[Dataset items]

** start **

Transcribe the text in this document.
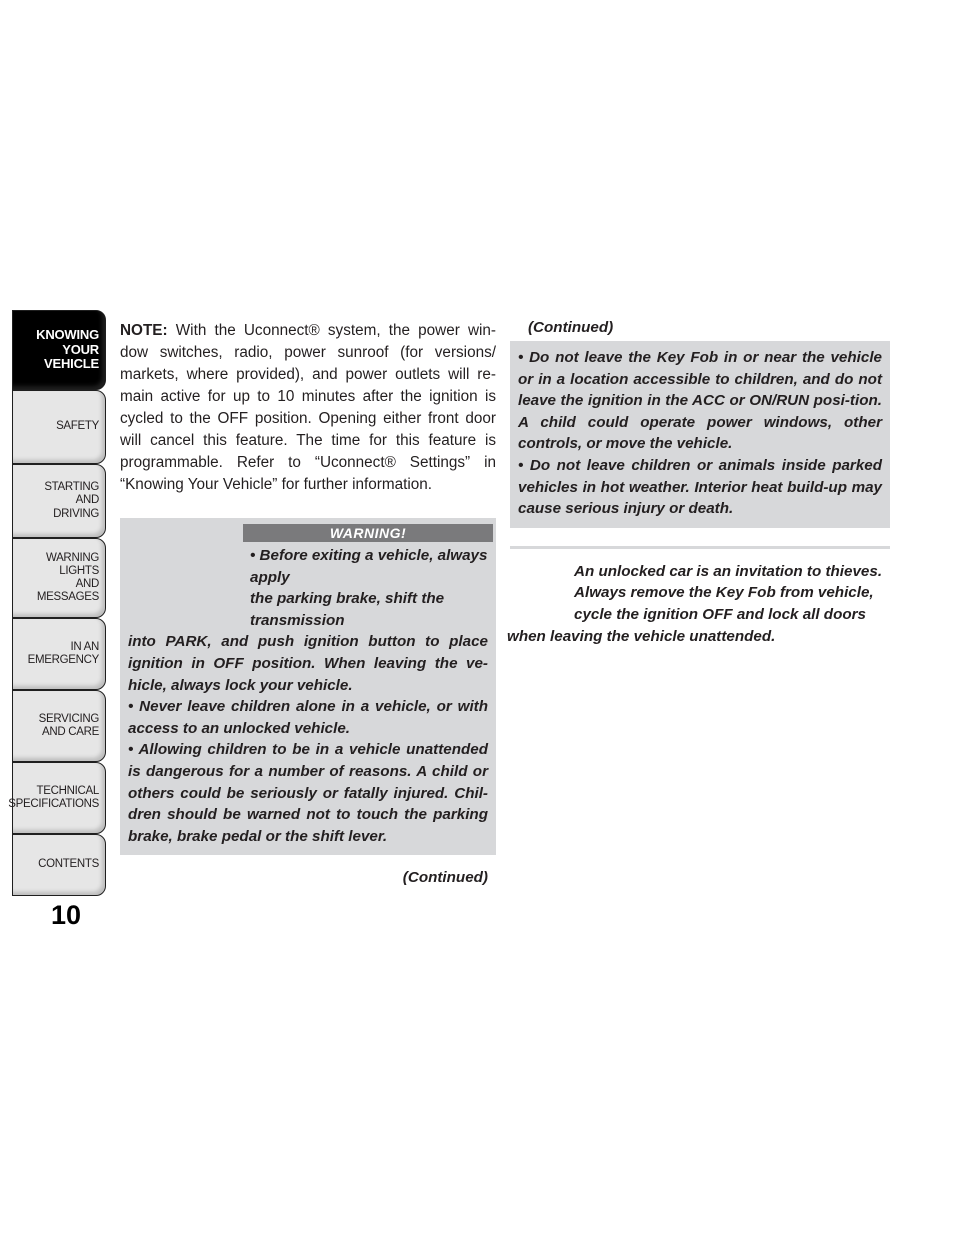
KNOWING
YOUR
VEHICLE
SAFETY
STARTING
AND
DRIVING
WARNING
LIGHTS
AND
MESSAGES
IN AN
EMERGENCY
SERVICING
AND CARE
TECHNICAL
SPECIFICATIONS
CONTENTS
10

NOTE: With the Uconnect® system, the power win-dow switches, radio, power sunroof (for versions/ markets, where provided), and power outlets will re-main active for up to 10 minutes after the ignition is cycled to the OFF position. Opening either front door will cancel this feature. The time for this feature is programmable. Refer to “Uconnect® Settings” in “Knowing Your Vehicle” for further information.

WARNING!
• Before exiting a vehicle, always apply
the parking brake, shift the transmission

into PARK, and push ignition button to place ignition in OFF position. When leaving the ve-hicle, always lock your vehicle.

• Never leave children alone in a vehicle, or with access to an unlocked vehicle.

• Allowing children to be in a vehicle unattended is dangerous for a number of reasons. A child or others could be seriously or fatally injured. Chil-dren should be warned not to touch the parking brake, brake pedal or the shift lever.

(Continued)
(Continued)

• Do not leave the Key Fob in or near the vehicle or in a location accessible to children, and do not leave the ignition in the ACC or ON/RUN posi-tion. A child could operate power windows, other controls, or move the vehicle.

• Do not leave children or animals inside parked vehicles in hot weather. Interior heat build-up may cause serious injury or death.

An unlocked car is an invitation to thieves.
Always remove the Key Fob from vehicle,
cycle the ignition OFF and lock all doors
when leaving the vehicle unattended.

** end **
** start **

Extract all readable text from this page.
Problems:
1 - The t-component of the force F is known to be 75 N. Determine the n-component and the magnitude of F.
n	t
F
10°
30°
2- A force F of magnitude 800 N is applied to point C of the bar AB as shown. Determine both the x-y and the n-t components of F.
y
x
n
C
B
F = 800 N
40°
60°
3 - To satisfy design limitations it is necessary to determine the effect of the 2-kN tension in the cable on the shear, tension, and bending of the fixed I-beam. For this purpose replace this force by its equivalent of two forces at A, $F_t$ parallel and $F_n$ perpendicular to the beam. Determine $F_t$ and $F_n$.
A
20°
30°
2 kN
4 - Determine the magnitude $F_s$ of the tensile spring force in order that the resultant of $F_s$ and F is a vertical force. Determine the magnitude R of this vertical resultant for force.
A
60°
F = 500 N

** end **
** start **

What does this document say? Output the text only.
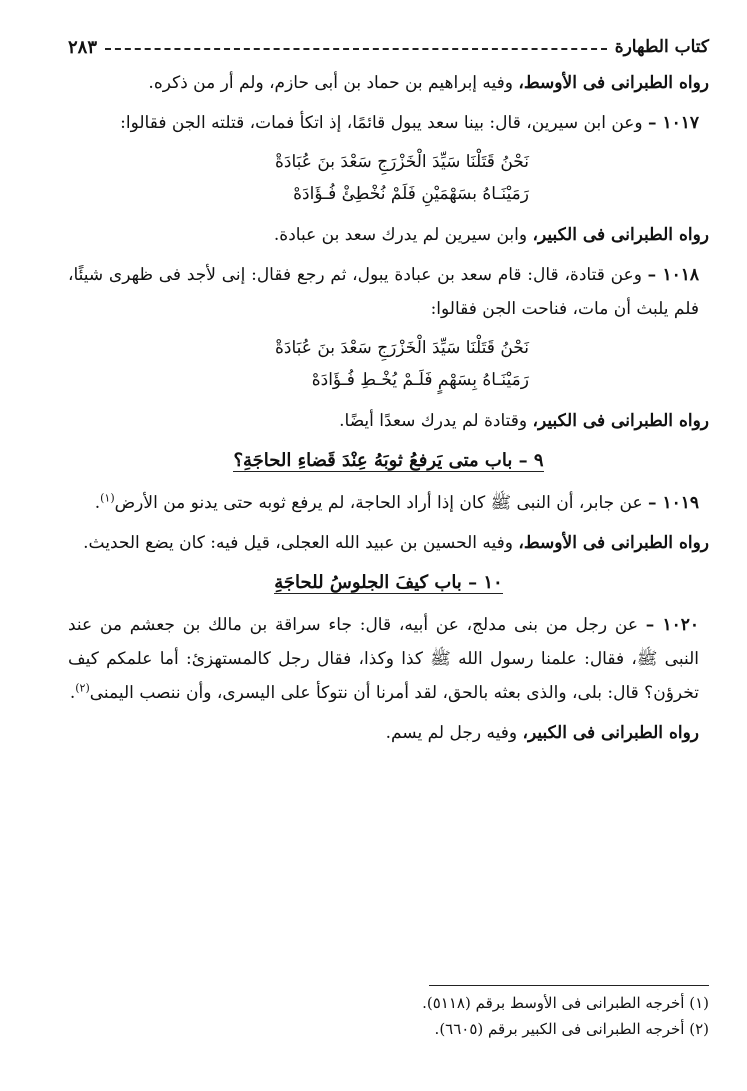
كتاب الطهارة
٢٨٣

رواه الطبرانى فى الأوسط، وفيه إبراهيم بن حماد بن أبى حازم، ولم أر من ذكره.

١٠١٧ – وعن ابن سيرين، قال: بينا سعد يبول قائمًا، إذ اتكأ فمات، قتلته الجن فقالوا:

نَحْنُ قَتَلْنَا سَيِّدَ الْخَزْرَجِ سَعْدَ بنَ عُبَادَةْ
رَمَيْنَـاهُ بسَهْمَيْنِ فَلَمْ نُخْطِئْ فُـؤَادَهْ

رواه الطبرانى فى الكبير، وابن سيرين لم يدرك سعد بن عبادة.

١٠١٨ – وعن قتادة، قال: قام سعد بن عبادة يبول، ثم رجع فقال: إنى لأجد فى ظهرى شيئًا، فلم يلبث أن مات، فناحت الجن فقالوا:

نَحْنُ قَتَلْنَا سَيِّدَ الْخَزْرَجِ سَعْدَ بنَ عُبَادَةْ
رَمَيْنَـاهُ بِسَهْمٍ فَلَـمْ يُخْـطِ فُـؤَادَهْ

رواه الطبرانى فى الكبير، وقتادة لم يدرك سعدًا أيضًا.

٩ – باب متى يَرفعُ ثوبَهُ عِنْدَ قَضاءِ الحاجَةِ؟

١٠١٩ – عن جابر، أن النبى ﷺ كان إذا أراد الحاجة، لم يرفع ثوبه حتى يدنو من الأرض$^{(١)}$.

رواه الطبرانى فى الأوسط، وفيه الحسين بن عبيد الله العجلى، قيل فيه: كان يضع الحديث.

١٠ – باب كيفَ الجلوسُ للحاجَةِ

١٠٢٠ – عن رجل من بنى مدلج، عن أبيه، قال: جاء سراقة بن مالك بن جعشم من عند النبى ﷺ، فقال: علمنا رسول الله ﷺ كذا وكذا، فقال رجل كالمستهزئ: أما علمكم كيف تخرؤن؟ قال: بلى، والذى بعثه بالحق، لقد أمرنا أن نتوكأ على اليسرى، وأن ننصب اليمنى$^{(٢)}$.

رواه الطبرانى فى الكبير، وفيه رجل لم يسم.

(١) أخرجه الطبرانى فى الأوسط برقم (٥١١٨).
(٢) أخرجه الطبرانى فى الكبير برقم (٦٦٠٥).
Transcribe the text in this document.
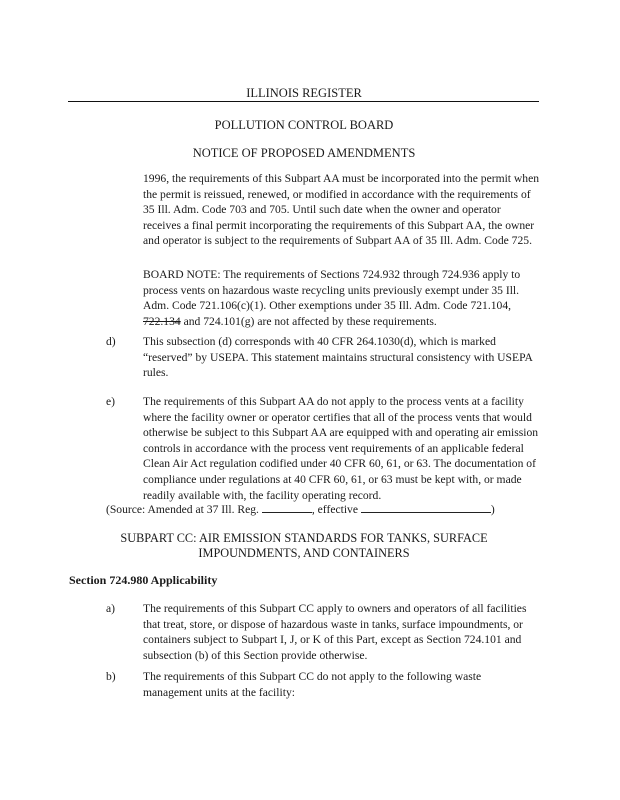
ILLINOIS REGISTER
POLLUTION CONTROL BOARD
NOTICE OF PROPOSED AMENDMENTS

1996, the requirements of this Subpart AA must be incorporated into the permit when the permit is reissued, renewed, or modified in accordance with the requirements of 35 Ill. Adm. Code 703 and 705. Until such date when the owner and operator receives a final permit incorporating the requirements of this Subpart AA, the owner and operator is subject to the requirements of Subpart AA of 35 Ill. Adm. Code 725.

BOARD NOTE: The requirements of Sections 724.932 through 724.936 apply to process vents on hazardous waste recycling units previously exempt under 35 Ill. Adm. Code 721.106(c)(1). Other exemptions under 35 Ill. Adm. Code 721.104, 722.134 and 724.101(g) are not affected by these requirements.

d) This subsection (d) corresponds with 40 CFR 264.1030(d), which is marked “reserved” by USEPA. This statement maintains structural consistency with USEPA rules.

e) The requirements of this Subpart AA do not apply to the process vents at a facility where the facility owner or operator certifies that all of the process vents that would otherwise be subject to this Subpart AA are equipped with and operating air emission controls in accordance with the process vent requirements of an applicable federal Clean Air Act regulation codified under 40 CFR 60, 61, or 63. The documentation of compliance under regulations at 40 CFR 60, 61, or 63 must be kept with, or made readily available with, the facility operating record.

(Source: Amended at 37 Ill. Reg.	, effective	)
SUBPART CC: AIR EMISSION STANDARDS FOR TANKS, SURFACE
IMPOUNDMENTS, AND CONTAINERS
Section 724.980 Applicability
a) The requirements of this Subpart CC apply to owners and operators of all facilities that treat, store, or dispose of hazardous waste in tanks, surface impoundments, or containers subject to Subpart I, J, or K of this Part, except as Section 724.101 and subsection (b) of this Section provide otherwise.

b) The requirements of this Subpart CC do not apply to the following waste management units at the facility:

** end **

▸ GOAL
Check each line above for the string "رواه", then copy the ones that have it.

▸ EXERCISE OUTPUT
رواه الطبرانى فى الأوسط، وفيه إبراهيم بن حماد بن أبى حازم، ولم أر من ذكره.
رواه الطبرانى فى الكبير، وابن سيرين لم يدرك سعد بن عبادة.
رواه الطبرانى فى الكبير، وقتادة لم يدرك سعدًا أيضًا.
رواه الطبرانى فى الأوسط، وفيه الحسين بن عبيد الله العجلى، قيل فيه: كان يضع الحديث.
رواه الطبرانى فى الكبير، وفيه رجل لم يسم.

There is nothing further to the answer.